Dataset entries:
## Begin

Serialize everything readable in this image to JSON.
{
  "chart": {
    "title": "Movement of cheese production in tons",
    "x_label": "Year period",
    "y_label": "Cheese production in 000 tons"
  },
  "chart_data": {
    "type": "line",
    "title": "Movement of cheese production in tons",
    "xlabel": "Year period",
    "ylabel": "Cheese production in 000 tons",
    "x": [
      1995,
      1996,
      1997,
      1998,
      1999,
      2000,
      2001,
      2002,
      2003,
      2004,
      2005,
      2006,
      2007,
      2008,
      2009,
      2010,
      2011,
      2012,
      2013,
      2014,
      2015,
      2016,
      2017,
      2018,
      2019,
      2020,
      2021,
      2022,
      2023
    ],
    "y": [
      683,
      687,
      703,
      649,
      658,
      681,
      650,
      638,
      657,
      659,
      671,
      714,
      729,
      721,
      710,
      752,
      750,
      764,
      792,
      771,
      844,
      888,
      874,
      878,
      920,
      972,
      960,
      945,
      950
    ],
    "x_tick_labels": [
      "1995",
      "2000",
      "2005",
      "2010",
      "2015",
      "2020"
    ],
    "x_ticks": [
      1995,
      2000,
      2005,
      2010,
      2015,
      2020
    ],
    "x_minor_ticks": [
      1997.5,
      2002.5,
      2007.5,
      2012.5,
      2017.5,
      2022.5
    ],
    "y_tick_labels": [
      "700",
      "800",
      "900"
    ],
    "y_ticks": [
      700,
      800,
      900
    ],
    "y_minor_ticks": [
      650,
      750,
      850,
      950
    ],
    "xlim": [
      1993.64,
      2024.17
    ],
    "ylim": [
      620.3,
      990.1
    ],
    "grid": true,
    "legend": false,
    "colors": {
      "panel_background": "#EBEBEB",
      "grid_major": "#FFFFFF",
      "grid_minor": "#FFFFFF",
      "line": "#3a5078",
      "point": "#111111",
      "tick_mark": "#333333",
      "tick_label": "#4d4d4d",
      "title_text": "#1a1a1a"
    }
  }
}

## End

* _Task to complete_
In the records above, collect each line with "FFFFFF".

* _Reply to the exercise_
      "grid_major": "#FFFFFF",
      "grid_minor": "#FFFFFF",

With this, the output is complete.